▸ **GIVEN TASK**
Look through the data below. Collect every line where the word "value" occurs.

▸ **SUPPLIED DATA**
--- START ---

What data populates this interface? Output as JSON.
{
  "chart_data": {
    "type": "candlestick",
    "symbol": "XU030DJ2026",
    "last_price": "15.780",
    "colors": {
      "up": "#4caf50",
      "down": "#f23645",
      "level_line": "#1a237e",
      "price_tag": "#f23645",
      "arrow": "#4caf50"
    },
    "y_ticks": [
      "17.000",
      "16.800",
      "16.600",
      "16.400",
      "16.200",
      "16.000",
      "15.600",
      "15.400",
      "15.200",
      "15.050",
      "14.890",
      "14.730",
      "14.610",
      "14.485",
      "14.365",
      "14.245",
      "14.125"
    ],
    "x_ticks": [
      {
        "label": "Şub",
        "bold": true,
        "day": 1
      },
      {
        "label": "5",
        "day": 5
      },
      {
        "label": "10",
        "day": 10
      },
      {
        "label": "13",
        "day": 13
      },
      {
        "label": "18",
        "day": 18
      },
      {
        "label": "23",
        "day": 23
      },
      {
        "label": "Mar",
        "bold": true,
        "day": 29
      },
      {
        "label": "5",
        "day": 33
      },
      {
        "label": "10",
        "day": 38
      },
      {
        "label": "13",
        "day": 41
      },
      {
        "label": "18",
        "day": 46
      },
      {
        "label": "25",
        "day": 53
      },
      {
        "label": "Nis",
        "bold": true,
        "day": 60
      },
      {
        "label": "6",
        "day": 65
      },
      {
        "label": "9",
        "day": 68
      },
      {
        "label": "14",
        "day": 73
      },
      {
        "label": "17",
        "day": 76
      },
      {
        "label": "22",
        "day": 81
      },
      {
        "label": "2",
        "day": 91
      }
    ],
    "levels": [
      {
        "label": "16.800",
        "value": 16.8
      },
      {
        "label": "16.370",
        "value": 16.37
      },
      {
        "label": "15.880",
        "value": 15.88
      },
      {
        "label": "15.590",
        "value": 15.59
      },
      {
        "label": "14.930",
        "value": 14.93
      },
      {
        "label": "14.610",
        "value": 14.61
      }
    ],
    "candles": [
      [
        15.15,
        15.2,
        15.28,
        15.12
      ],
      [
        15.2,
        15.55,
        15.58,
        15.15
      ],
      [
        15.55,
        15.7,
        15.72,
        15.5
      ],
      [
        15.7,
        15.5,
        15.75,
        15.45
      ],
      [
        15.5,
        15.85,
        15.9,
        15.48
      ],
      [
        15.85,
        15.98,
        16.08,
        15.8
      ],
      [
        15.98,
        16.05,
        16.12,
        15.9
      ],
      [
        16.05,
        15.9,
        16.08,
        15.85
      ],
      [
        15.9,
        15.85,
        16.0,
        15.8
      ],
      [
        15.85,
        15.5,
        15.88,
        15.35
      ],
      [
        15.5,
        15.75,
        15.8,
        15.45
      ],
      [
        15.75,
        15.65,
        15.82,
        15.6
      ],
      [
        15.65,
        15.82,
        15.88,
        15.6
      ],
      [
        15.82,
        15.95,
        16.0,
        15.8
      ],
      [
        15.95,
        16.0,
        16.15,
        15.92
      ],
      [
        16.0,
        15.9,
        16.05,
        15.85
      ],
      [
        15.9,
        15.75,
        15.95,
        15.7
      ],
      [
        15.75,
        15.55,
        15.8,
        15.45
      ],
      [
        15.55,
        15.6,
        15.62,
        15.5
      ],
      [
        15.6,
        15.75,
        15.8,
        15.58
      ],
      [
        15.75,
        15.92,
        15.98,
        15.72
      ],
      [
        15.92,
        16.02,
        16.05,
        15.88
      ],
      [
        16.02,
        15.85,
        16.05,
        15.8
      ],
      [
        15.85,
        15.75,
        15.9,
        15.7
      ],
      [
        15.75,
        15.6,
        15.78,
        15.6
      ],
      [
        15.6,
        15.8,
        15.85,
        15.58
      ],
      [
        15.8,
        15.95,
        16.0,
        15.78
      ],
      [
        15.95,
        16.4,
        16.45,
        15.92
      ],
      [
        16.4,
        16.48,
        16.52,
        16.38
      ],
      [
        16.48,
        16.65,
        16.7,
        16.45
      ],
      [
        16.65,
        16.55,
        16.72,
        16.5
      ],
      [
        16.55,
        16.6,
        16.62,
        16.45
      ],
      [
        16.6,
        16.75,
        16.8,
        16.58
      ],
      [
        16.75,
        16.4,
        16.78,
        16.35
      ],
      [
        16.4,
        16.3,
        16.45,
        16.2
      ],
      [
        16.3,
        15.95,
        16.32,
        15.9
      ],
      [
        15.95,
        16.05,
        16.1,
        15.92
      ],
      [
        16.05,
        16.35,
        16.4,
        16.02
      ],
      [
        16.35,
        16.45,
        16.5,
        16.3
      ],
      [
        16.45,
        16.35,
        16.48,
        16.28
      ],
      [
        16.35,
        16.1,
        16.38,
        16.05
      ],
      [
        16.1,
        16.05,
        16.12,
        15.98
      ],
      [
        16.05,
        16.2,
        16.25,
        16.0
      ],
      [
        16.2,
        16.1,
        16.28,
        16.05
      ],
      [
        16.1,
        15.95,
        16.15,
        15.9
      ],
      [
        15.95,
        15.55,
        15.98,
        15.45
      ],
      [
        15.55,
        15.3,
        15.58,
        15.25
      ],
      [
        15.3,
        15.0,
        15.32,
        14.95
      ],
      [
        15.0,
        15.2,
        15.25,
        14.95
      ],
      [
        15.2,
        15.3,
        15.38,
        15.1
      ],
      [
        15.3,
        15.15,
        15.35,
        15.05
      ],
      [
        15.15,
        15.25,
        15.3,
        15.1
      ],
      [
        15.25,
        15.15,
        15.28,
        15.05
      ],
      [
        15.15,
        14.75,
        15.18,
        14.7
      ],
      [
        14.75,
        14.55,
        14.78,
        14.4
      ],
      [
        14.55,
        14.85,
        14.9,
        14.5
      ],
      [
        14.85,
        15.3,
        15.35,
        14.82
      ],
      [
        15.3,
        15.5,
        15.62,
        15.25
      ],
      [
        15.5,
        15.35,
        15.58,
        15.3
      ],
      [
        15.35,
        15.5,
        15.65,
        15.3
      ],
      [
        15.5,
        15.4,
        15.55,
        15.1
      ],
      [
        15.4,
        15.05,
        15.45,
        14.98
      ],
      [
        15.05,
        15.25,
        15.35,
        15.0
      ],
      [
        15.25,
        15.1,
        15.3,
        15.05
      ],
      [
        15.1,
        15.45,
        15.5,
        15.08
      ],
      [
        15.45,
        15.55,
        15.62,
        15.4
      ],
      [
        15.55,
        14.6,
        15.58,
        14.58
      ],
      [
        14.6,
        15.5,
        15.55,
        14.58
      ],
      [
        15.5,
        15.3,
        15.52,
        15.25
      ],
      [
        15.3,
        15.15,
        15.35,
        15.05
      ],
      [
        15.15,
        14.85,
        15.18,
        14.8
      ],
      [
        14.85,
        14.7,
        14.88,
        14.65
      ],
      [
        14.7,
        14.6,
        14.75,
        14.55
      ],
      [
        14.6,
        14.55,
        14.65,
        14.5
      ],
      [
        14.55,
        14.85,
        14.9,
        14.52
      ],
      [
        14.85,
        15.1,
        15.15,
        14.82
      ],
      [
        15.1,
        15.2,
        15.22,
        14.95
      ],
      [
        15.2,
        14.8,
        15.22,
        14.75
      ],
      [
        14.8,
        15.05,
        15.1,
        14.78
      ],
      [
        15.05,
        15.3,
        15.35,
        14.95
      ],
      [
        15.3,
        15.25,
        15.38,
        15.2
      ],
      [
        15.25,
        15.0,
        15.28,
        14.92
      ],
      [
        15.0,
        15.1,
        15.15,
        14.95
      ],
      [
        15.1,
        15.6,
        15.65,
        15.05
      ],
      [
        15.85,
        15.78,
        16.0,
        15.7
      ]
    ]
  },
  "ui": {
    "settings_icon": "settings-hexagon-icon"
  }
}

--- END ---

▸ **FINAL ANSWER**
        "value": 16.8
        "value": 16.37
        "value": 15.88
        "value": 15.59
        "value": 14.93
        "value": 14.61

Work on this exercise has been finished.